▸ Task to complete: Reproduce each record exactly.

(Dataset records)
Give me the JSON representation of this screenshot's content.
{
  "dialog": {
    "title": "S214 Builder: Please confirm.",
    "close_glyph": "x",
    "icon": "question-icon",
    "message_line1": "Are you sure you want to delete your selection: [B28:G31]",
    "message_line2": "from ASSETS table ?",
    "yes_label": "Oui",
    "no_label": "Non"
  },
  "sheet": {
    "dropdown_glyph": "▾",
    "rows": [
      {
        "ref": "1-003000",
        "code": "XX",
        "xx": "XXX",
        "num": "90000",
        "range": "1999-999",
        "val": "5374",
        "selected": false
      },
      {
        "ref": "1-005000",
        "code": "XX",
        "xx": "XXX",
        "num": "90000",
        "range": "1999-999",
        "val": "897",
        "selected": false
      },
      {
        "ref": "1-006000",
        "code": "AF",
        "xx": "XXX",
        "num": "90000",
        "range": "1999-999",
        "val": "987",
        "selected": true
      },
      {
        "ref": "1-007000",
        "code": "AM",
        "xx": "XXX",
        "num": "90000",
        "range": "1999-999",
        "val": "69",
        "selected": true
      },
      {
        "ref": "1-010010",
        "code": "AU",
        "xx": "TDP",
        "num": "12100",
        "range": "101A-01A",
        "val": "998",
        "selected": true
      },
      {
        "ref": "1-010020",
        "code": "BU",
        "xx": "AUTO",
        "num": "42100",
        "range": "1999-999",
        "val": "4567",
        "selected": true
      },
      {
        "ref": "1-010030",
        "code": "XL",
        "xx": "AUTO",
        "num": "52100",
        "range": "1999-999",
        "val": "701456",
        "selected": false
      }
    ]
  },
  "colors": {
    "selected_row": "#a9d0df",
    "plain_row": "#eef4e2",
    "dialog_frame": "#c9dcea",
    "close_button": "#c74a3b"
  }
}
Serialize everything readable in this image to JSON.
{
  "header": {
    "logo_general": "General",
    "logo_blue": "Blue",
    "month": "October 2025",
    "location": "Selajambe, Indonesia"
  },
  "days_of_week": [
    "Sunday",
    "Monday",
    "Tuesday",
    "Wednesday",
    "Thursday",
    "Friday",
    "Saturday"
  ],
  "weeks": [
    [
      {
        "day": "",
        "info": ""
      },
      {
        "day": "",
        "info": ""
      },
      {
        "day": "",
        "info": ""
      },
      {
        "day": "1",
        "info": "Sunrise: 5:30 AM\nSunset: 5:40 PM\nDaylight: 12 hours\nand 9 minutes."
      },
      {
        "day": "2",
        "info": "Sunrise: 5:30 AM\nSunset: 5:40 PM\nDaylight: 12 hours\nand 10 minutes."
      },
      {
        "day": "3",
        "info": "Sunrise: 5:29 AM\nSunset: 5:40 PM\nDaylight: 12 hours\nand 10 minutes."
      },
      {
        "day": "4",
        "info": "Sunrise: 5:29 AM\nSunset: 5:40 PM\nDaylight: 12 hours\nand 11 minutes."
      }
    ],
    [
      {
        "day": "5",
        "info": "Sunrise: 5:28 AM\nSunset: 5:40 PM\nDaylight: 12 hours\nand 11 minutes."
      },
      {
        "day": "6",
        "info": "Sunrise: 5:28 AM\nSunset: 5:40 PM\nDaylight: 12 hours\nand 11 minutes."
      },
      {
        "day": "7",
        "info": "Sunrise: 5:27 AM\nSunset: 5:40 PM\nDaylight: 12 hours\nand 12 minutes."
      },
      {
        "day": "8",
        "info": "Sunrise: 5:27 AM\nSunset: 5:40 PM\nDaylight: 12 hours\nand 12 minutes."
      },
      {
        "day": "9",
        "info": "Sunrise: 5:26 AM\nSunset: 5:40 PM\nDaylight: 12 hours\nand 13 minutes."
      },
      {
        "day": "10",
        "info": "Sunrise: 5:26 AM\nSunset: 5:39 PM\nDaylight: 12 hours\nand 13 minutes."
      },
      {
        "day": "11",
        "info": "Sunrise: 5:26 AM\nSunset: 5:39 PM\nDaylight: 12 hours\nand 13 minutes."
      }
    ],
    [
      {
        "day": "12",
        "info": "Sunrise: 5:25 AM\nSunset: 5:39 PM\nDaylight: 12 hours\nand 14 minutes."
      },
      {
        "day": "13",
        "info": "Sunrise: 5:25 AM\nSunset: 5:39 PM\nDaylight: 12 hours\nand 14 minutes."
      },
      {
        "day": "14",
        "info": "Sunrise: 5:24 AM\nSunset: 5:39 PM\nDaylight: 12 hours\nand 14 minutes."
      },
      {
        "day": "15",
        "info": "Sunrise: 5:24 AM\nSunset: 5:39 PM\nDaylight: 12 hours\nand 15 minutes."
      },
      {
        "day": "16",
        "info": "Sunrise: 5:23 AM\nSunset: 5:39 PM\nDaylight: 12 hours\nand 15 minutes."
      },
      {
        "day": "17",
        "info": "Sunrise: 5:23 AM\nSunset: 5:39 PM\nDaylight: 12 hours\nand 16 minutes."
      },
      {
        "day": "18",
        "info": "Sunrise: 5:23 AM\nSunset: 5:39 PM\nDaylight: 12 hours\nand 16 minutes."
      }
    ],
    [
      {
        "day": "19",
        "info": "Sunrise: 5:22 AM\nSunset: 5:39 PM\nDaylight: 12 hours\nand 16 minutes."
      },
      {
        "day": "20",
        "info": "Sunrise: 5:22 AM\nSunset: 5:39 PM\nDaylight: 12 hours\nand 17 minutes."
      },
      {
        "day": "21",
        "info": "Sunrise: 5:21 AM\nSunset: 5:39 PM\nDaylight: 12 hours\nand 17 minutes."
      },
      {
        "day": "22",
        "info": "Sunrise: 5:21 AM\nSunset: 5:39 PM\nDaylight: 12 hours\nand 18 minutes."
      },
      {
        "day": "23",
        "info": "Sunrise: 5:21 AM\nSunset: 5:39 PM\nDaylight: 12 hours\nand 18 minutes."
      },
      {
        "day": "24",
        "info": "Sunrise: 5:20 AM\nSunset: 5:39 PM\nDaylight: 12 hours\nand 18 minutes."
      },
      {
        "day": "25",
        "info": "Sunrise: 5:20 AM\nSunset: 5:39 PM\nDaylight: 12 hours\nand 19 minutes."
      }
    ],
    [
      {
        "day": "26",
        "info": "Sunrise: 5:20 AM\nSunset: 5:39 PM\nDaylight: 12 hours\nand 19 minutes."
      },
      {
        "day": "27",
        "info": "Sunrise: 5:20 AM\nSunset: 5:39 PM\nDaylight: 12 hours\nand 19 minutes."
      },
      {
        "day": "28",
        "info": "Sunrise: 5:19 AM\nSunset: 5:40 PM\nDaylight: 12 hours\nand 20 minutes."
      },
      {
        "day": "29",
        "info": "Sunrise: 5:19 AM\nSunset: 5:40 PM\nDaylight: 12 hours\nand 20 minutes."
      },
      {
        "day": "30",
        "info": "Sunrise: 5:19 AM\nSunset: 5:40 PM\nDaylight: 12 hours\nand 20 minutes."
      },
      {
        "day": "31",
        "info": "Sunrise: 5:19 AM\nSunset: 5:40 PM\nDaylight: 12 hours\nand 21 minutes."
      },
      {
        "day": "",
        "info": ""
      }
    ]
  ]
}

▸ Reply to the task:
Give me the JSON representation of this screenshot's content.
{
  "dialog": {
    "title": "S214 Builder: Please confirm.",
    "close_glyph": "x",
    "icon": "question-icon",
    "message_line1": "Are you sure you want to delete your selection: [B28:G31]",
    "message_line2": "from ASSETS table ?",
    "yes_label": "Oui",
    "no_label": "Non"
  },
  "sheet": {
    "dropdown_glyph": "▾",
    "rows": [
      {
        "ref": "1-003000",
        "code": "XX",
        "xx": "XXX",
        "num": "90000",
        "range": "1999-999",
        "val": "5374",
        "selected": false
      },
      {
        "ref": "1-005000",
        "code": "XX",
        "xx": "XXX",
        "num": "90000",
        "range": "1999-999",
        "val": "897",
        "selected": false
      },
      {
        "ref": "1-006000",
        "code": "AF",
        "xx": "XXX",
        "num": "90000",
        "range": "1999-999",
        "val": "987",
        "selected": true
      },
      {
        "ref": "1-007000",
        "code": "AM",
        "xx": "XXX",
        "num": "90000",
        "range": "1999-999",
        "val": "69",
        "selected": true
      },
      {
        "ref": "1-010010",
        "code": "AU",
        "xx": "TDP",
        "num": "12100",
        "range": "101A-01A",
        "val": "998",
        "selected": true
      },
      {
        "ref": "1-010020",
        "code": "BU",
        "xx": "AUTO",
        "num": "42100",
        "range": "1999-999",
        "val": "4567",
        "selected": true
      },
      {
        "ref": "1-010030",
        "code": "XL",
        "xx": "AUTO",
        "num": "52100",
        "range": "1999-999",
        "val": "701456",
        "selected": false
      }
    ]
  },
  "colors": {
    "selected_row": "#a9d0df",
    "plain_row": "#eef4e2",
    "dialog_frame": "#c9dcea",
    "close_button": "#c74a3b"
  }
}
Serialize everything readable in this image to JSON.
{
  "header": {
    "logo_general": "General",
    "logo_blue": "Blue",
    "month": "October 2025",
    "location": "Selajambe, Indonesia"
  },
  "days_of_week": [
    "Sunday",
    "Monday",
    "Tuesday",
    "Wednesday",
    "Thursday",
    "Friday",
    "Saturday"
  ],
  "weeks": [
    [
      {
        "day": "",
        "info": ""
      },
      {
        "day": "",
        "info": ""
      },
      {
        "day": "",
        "info": ""
      },
      {
        "day": "1",
        "info": "Sunrise: 5:30 AM\nSunset: 5:40 PM\nDaylight: 12 hours\nand 9 minutes."
      },
      {
        "day": "2",
        "info": "Sunrise: 5:30 AM\nSunset: 5:40 PM\nDaylight: 12 hours\nand 10 minutes."
      },
      {
        "day": "3",
        "info": "Sunrise: 5:29 AM\nSunset: 5:40 PM\nDaylight: 12 hours\nand 10 minutes."
      },
      {
        "day": "4",
        "info": "Sunrise: 5:29 AM\nSunset: 5:40 PM\nDaylight: 12 hours\nand 11 minutes."
      }
    ],
    [
      {
        "day": "5",
        "info": "Sunrise: 5:28 AM\nSunset: 5:40 PM\nDaylight: 12 hours\nand 11 minutes."
      },
      {
        "day": "6",
        "info": "Sunrise: 5:28 AM\nSunset: 5:40 PM\nDaylight: 12 hours\nand 11 minutes."
      },
      {
        "day": "7",
        "info": "Sunrise: 5:27 AM\nSunset: 5:40 PM\nDaylight: 12 hours\nand 12 minutes."
      },
      {
        "day": "8",
        "info": "Sunrise: 5:27 AM\nSunset: 5:40 PM\nDaylight: 12 hours\nand 12 minutes."
      },
      {
        "day": "9",
        "info": "Sunrise: 5:26 AM\nSunset: 5:40 PM\nDaylight: 12 hours\nand 13 minutes."
      },
      {
        "day": "10",
        "info": "Sunrise: 5:26 AM\nSunset: 5:39 PM\nDaylight: 12 hours\nand 13 minutes."
      },
      {
        "day": "11",
        "info": "Sunrise: 5:26 AM\nSunset: 5:39 PM\nDaylight: 12 hours\nand 13 minutes."
      }
    ],
    [
      {
        "day": "12",
        "info": "Sunrise: 5:25 AM\nSunset: 5:39 PM\nDaylight: 12 hours\nand 14 minutes."
      },
      {
        "day": "13",
        "info": "Sunrise: 5:25 AM\nSunset: 5:39 PM\nDaylight: 12 hours\nand 14 minutes."
      },
      {
        "day": "14",
        "info": "Sunrise: 5:24 AM\nSunset: 5:39 PM\nDaylight: 12 hours\nand 14 minutes."
      },
      {
        "day": "15",
        "info": "Sunrise: 5:24 AM\nSunset: 5:39 PM\nDaylight: 12 hours\nand 15 minutes."
      },
      {
        "day": "16",
        "info": "Sunrise: 5:23 AM\nSunset: 5:39 PM\nDaylight: 12 hours\nand 15 minutes."
      },
      {
        "day": "17",
        "info": "Sunrise: 5:23 AM\nSunset: 5:39 PM\nDaylight: 12 hours\nand 16 minutes."
      },
      {
        "day": "18",
        "info": "Sunrise: 5:23 AM\nSunset: 5:39 PM\nDaylight: 12 hours\nand 16 minutes."
      }
    ],
    [
      {
        "day": "19",
        "info": "Sunrise: 5:22 AM\nSunset: 5:39 PM\nDaylight: 12 hours\nand 16 minutes."
      },
      {
        "day": "20",
        "info": "Sunrise: 5:22 AM\nSunset: 5:39 PM\nDaylight: 12 hours\nand 17 minutes."
      },
      {
        "day": "21",
        "info": "Sunrise: 5:21 AM\nSunset: 5:39 PM\nDaylight: 12 hours\nand 17 minutes."
      },
      {
        "day": "22",
        "info": "Sunrise: 5:21 AM\nSunset: 5:39 PM\nDaylight: 12 hours\nand 18 minutes."
      },
      {
        "day": "23",
        "info": "Sunrise: 5:21 AM\nSunset: 5:39 PM\nDaylight: 12 hours\nand 18 minutes."
      },
      {
        "day": "24",
        "info": "Sunrise: 5:20 AM\nSunset: 5:39 PM\nDaylight: 12 hours\nand 18 minutes."
      },
      {
        "day": "25",
        "info": "Sunrise: 5:20 AM\nSunset: 5:39 PM\nDaylight: 12 hours\nand 19 minutes."
      }
    ],
    [
      {
        "day": "26",
        "info": "Sunrise: 5:20 AM\nSunset: 5:39 PM\nDaylight: 12 hours\nand 19 minutes."
      },
      {
        "day": "27",
        "info": "Sunrise: 5:20 AM\nSunset: 5:39 PM\nDaylight: 12 hours\nand 19 minutes."
      },
      {
        "day": "28",
        "info": "Sunrise: 5:19 AM\nSunset: 5:40 PM\nDaylight: 12 hours\nand 20 minutes."
      },
      {
        "day": "29",
        "info": "Sunrise: 5:19 AM\nSunset: 5:40 PM\nDaylight: 12 hours\nand 20 minutes."
      },
      {
        "day": "30",
        "info": "Sunrise: 5:19 AM\nSunset: 5:40 PM\nDaylight: 12 hours\nand 20 minutes."
      },
      {
        "day": "31",
        "info": "Sunrise: 5:19 AM\nSunset: 5:40 PM\nDaylight: 12 hours\nand 21 minutes."
      },
      {
        "day": "",
        "info": ""
      }
    ]
  ]
}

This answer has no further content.